TASK INPUTS:
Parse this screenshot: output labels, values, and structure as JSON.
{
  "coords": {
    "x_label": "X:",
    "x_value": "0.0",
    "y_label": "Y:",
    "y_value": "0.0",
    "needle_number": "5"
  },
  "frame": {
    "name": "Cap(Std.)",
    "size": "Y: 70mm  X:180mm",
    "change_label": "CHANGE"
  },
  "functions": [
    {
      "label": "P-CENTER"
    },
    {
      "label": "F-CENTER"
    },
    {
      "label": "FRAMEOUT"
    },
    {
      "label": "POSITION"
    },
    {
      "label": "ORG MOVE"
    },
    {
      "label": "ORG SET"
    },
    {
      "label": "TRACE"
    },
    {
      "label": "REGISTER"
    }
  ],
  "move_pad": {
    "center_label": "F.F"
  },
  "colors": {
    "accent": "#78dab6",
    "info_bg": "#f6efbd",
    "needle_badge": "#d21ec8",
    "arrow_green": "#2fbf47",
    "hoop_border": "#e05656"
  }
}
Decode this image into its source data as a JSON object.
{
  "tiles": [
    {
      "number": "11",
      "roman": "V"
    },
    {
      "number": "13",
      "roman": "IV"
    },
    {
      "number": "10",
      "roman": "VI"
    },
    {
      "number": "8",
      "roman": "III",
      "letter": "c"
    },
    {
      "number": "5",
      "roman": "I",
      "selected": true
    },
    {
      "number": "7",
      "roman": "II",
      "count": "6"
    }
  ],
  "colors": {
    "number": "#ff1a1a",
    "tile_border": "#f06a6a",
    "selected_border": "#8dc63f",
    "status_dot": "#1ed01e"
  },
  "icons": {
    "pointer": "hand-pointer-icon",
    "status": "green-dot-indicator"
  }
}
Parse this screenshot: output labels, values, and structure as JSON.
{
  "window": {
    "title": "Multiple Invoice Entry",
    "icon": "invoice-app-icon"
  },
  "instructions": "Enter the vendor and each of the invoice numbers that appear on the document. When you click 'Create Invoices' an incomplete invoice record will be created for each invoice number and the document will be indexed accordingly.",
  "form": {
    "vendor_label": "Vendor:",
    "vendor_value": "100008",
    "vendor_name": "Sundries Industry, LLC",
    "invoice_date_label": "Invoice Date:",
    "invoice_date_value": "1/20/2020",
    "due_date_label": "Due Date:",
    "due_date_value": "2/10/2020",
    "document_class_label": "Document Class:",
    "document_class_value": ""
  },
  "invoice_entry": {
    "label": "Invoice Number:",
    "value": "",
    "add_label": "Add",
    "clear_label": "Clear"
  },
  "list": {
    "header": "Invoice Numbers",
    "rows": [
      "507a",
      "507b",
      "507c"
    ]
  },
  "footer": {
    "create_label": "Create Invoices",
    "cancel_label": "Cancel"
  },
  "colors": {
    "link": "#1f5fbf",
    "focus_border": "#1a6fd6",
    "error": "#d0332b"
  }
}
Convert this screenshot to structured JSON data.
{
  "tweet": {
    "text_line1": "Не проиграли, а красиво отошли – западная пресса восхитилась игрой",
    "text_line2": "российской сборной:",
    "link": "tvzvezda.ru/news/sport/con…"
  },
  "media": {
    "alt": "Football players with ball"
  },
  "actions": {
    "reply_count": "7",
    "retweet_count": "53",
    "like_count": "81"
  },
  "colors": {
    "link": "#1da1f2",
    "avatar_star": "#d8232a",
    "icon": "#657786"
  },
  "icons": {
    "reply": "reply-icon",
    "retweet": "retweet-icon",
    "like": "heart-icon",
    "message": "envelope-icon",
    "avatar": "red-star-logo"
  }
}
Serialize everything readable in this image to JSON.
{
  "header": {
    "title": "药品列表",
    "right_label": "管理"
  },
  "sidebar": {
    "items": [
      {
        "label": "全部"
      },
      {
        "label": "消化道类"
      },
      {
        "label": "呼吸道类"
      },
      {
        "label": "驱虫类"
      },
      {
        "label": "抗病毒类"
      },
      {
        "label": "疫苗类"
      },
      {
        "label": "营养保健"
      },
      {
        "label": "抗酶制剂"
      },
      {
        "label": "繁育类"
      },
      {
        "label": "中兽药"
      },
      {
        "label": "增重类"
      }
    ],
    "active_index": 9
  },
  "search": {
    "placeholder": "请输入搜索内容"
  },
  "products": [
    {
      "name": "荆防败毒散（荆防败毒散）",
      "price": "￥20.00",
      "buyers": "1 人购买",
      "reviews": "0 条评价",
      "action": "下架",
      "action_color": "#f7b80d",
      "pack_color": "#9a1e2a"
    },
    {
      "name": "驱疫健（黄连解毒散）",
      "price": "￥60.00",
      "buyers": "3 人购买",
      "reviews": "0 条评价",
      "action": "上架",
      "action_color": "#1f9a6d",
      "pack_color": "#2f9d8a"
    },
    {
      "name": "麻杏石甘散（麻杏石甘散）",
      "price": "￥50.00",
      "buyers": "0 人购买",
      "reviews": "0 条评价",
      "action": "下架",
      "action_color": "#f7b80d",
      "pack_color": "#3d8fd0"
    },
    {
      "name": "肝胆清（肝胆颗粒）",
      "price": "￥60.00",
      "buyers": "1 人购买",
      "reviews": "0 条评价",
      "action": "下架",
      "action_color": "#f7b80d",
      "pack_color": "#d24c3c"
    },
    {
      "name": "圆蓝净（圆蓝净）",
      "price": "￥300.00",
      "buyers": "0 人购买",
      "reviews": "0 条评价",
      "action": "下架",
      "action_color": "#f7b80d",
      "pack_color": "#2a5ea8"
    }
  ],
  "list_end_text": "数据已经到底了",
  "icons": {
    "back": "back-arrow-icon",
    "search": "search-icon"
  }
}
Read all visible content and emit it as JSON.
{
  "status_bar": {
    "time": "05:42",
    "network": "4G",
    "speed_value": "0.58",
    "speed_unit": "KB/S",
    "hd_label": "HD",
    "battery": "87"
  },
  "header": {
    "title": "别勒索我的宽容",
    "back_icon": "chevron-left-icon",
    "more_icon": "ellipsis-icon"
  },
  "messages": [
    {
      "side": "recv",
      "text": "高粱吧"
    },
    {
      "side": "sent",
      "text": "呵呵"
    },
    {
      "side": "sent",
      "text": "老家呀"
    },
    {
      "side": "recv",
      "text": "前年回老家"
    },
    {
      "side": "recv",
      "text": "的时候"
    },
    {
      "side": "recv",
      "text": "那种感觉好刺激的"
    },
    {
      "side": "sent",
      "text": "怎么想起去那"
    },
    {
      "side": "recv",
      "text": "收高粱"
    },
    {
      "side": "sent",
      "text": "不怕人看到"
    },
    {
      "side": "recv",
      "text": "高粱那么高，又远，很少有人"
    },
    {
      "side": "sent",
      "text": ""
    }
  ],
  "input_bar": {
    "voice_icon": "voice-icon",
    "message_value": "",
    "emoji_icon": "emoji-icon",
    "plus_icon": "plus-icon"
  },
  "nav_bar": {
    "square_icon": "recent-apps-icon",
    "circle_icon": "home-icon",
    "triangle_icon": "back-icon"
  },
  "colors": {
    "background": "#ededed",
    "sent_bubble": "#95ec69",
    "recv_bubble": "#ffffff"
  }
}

EXERCISE OBJECTIVE:
Identify all lines where the word "image" shows up. Copy them.

TASK SOLUTION:
Decode this image into its source data as a JSON object.
Serialize everything readable in this image to JSON.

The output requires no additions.